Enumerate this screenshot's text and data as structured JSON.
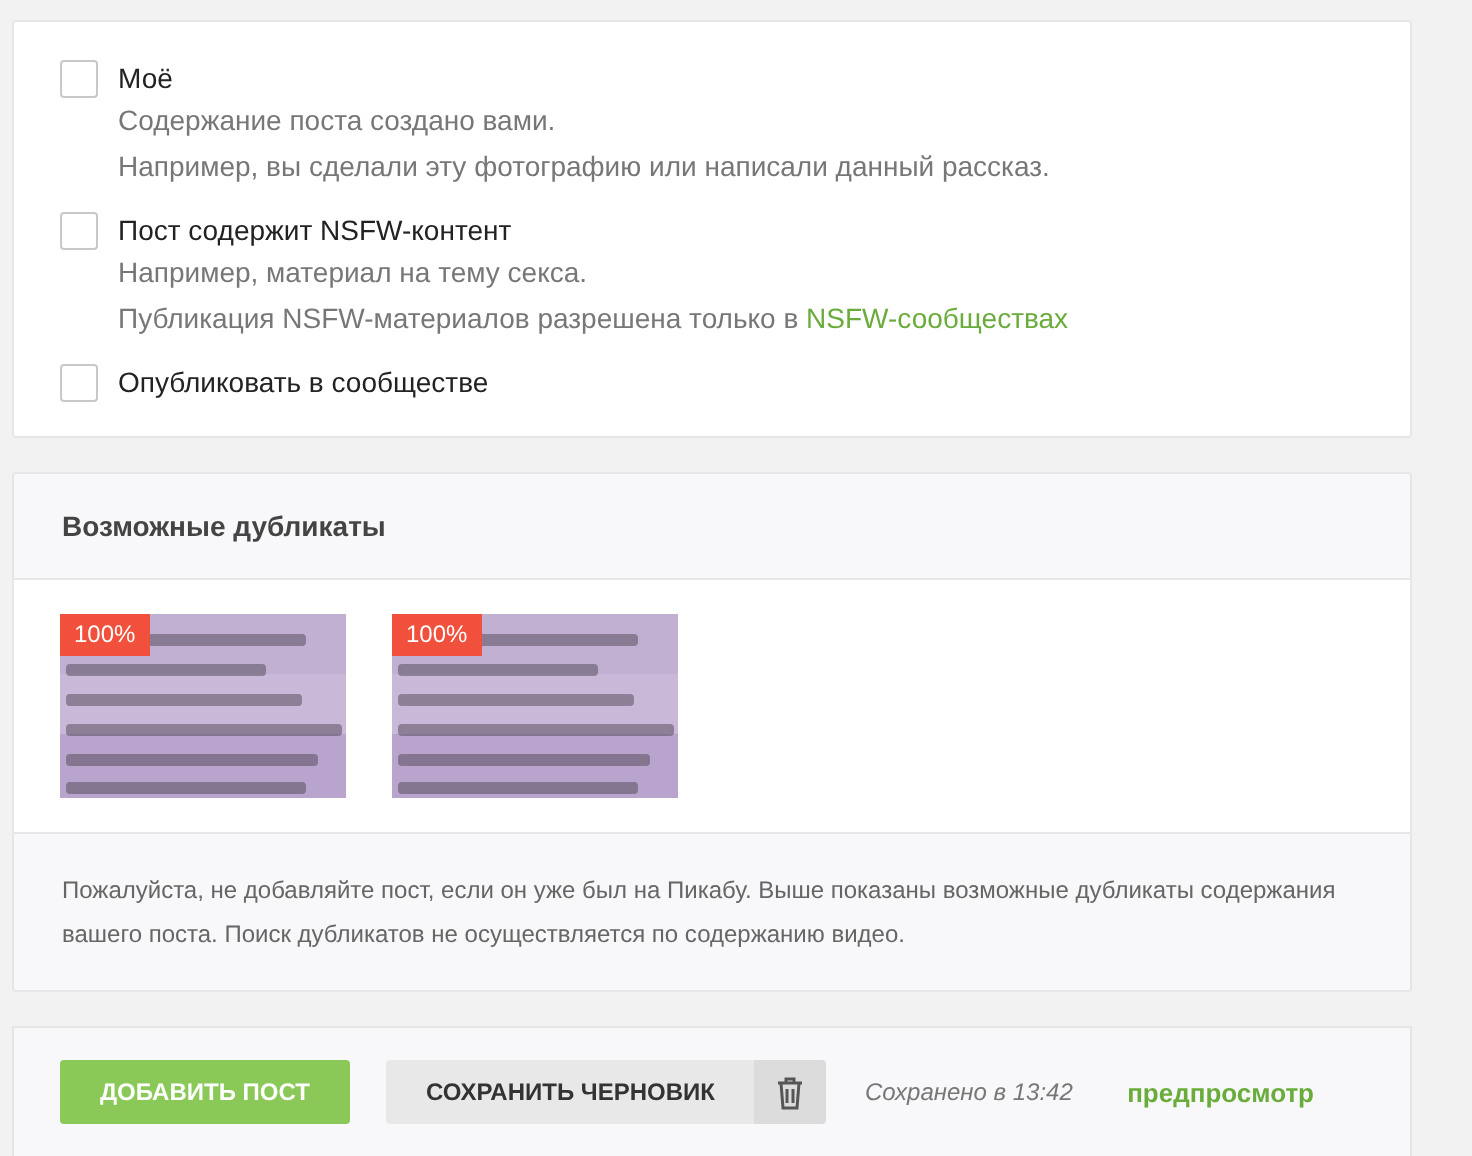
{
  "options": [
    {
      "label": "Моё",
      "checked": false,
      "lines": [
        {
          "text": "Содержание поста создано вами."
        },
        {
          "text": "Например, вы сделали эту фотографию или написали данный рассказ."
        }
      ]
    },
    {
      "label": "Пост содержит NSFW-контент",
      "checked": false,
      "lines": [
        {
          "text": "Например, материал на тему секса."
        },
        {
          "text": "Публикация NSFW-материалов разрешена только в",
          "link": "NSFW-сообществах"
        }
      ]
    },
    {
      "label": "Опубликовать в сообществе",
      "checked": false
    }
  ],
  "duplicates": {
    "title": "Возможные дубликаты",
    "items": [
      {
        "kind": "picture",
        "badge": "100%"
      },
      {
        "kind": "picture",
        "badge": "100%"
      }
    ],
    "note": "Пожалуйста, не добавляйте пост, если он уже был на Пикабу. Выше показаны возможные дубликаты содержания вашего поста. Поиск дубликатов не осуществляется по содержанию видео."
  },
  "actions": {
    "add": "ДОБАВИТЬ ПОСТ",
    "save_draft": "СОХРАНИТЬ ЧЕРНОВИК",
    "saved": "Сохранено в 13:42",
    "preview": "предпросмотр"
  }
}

* [Requirement] Identify the lines in the entries that hold "дубликаты" and return each one.

* [Correct response]
    "title": "Возможные дубликаты",
    "note": "Пожалуйста, не добавляйте пост, если он уже был на Пикабу. Выше показаны возможные дубликаты содержания вашего поста. Поиск дубликатов не осуществляется по содержанию видео."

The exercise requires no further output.